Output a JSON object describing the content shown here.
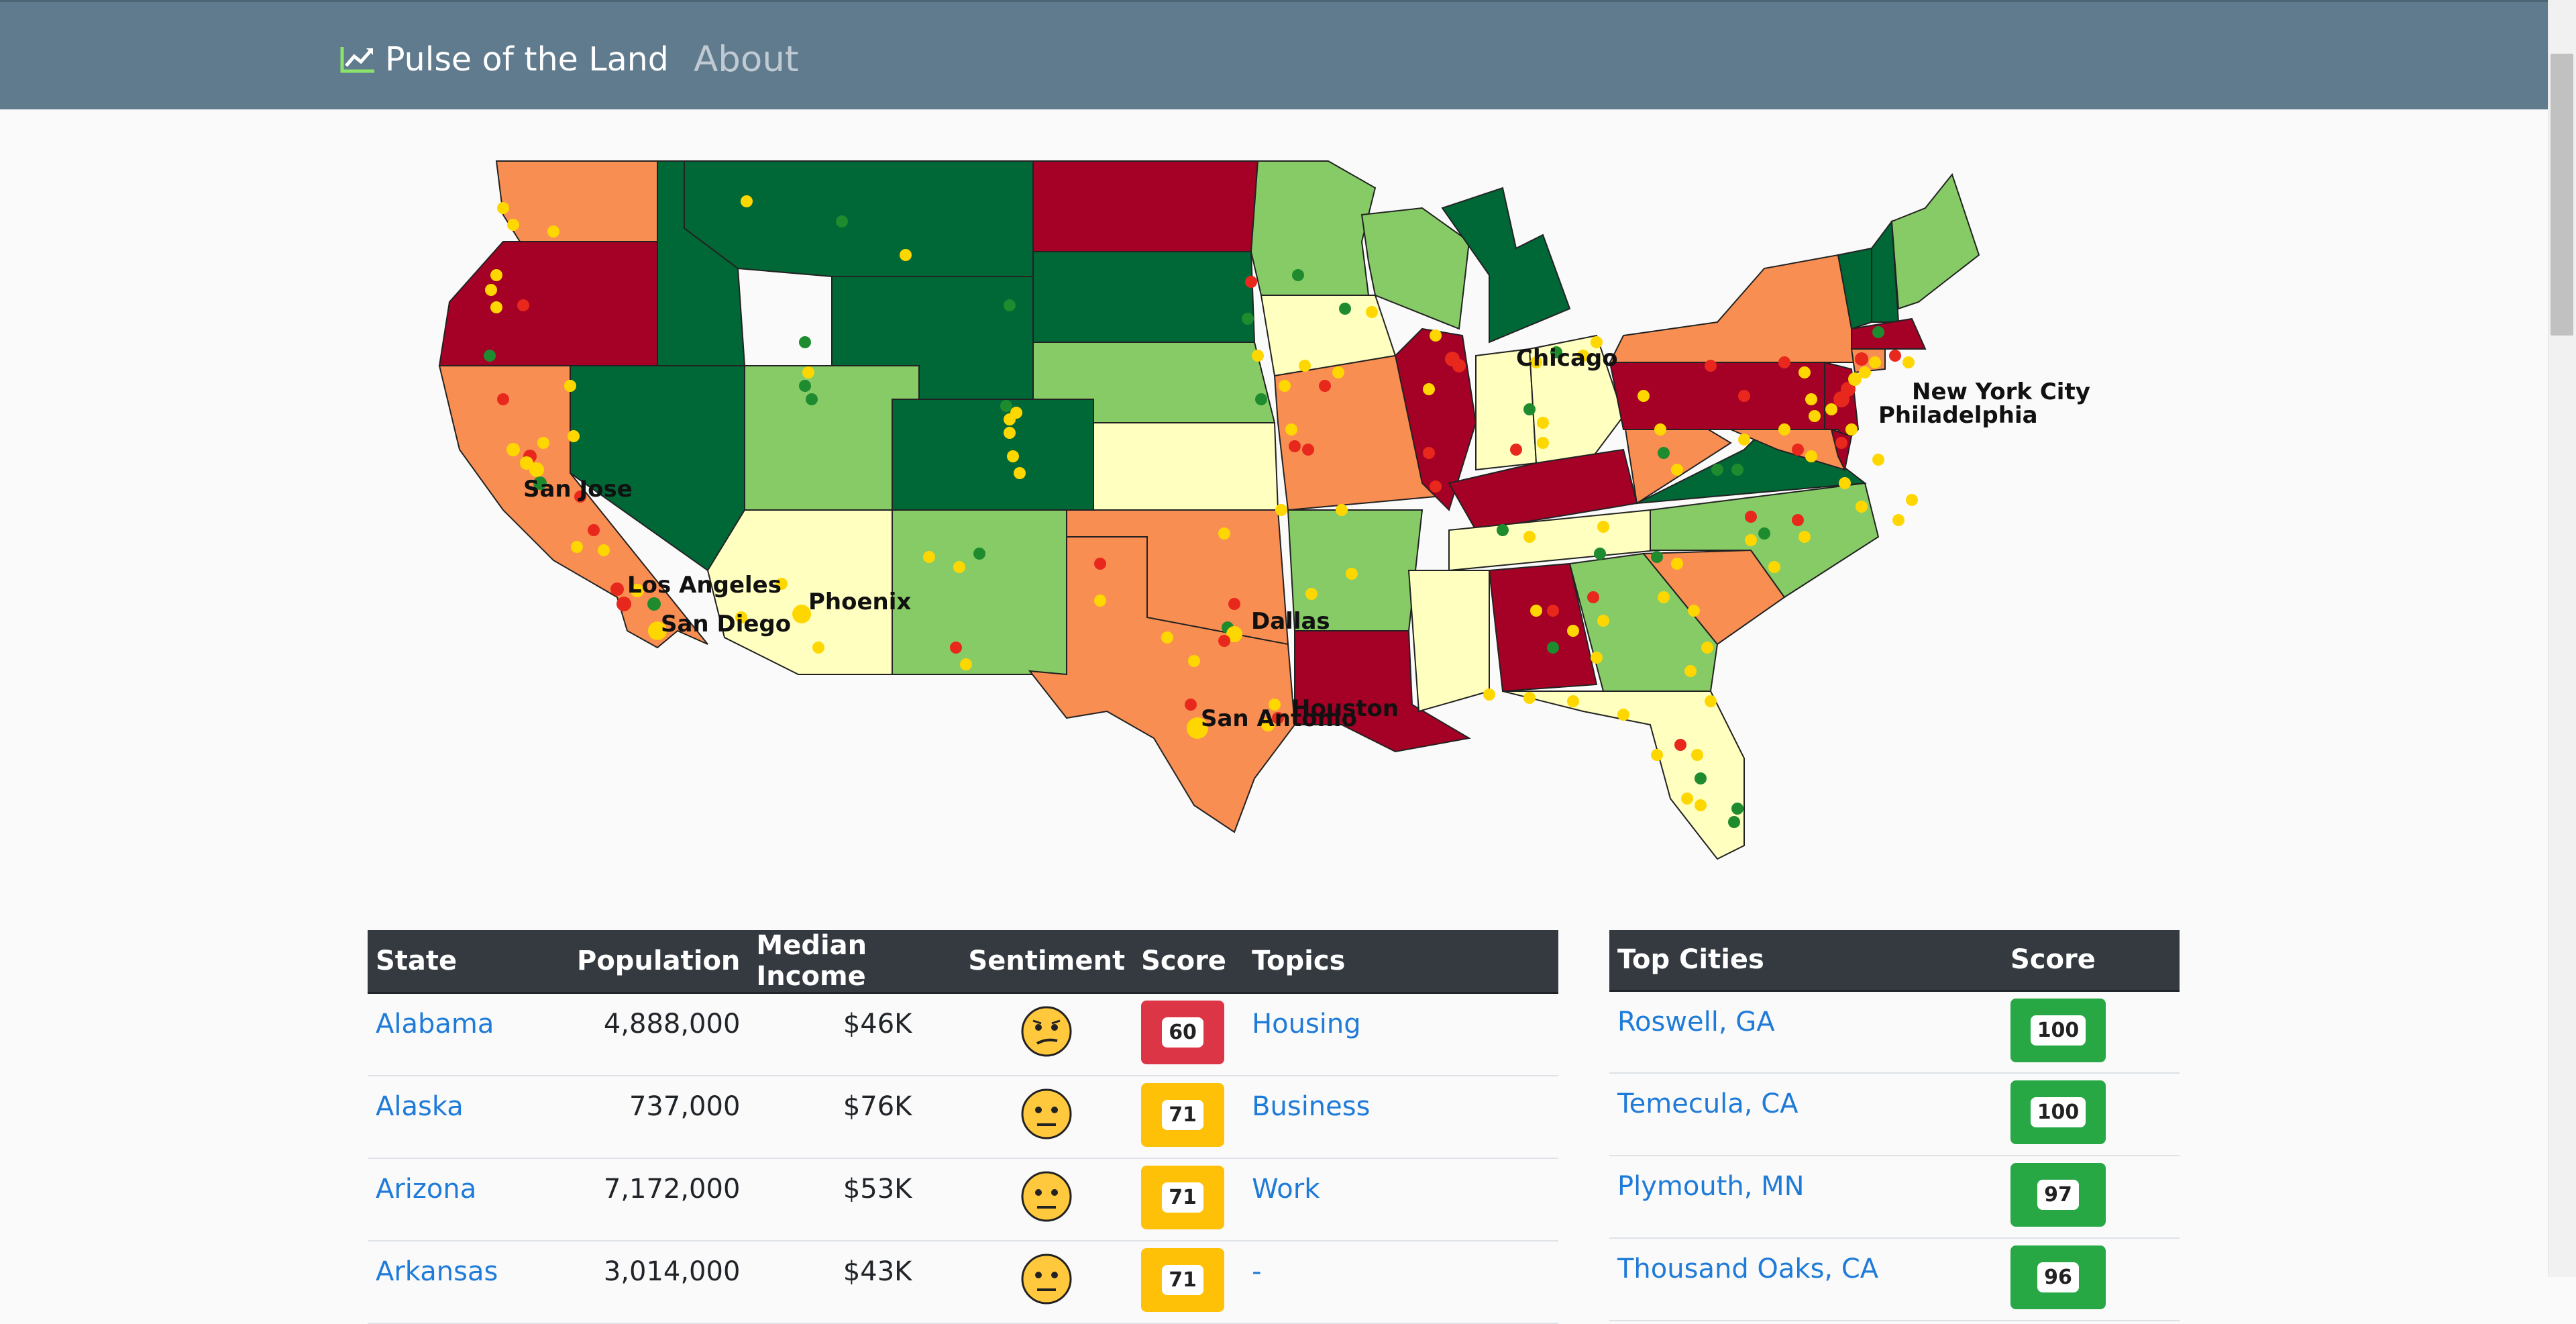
{
  "navbar": {
    "brand": "Pulse of the Land",
    "about": "About",
    "bg_color": "#607a8e"
  },
  "map": {
    "cities": [
      "Chicago",
      "New York City",
      "Philadelphia",
      "San Jose",
      "Los Angeles",
      "San Diego",
      "Phoenix",
      "Dallas",
      "Houston",
      "San Antonio"
    ],
    "colors": {
      "very_negative": "#a50026",
      "negative": "#f98e52",
      "neutral": "#ffffbf",
      "positive": "#86cb66",
      "very_positive": "#006837"
    }
  },
  "states_table": {
    "headers": [
      "State",
      "Population",
      "Median Income",
      "Sentiment",
      "Score",
      "Topics"
    ],
    "rows": [
      {
        "state": "Alabama",
        "population": "4,888,000",
        "income": "$46K",
        "sentiment": "confused",
        "score": "60",
        "score_color": "#dc3545",
        "topic": "Housing"
      },
      {
        "state": "Alaska",
        "population": "737,000",
        "income": "$76K",
        "sentiment": "neutral",
        "score": "71",
        "score_color": "#ffc107",
        "topic": "Business"
      },
      {
        "state": "Arizona",
        "population": "7,172,000",
        "income": "$53K",
        "sentiment": "neutral",
        "score": "71",
        "score_color": "#ffc107",
        "topic": "Work"
      },
      {
        "state": "Arkansas",
        "population": "3,014,000",
        "income": "$43K",
        "sentiment": "neutral",
        "score": "71",
        "score_color": "#ffc107",
        "topic": "-"
      }
    ]
  },
  "cities_table": {
    "headers": [
      "Top Cities",
      "Score"
    ],
    "rows": [
      {
        "city": "Roswell, GA",
        "score": "100",
        "score_color": "#28a745"
      },
      {
        "city": "Temecula, CA",
        "score": "100",
        "score_color": "#28a745"
      },
      {
        "city": "Plymouth, MN",
        "score": "97",
        "score_color": "#28a745"
      },
      {
        "city": "Thousand Oaks, CA",
        "score": "96",
        "score_color": "#28a745"
      }
    ]
  }
}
+ + + + +
Without including any pictures, output all the entries above exactly.

Response to this exercise |
Output a JSON object describing the content shown here.
{
  "navbar": {
    "brand": "Pulse of the Land",
    "about": "About",
    "bg_color": "#607a8e"
  },
  "map": {
    "cities": [
      "Chicago",
      "New York City",
      "Philadelphia",
      "San Jose",
      "Los Angeles",
      "San Diego",
      "Phoenix",
      "Dallas",
      "Houston",
      "San Antonio"
    ],
    "colors": {
      "very_negative": "#a50026",
      "negative": "#f98e52",
      "neutral": "#ffffbf",
      "positive": "#86cb66",
      "very_positive": "#006837"
    }
  },
  "states_table": {
    "headers": [
      "State",
      "Population",
      "Median Income",
      "Sentiment",
      "Score",
      "Topics"
    ],
    "rows": [
      {
        "state": "Alabama",
        "population": "4,888,000",
        "income": "$46K",
        "sentiment": "confused",
        "score": "60",
        "score_color": "#dc3545",
        "topic": "Housing"
      },
      {
        "state": "Alaska",
        "population": "737,000",
        "income": "$76K",
        "sentiment": "neutral",
        "score": "71",
        "score_color": "#ffc107",
        "topic": "Business"
      },
      {
        "state": "Arizona",
        "population": "7,172,000",
        "income": "$53K",
        "sentiment": "neutral",
        "score": "71",
        "score_color": "#ffc107",
        "topic": "Work"
      },
      {
        "state": "Arkansas",
        "population": "3,014,000",
        "income": "$43K",
        "sentiment": "neutral",
        "score": "71",
        "score_color": "#ffc107",
        "topic": "-"
      }
    ]
  },
  "cities_table": {
    "headers": [
      "Top Cities",
      "Score"
    ],
    "rows": [
      {
        "city": "Roswell, GA",
        "score": "100",
        "score_color": "#28a745"
      },
      {
        "city": "Temecula, CA",
        "score": "100",
        "score_color": "#28a745"
      },
      {
        "city": "Plymouth, MN",
        "score": "97",
        "score_color": "#28a745"
      },
      {
        "city": "Thousand Oaks, CA",
        "score": "96",
        "score_color": "#28a745"
      }
    ]
  }
}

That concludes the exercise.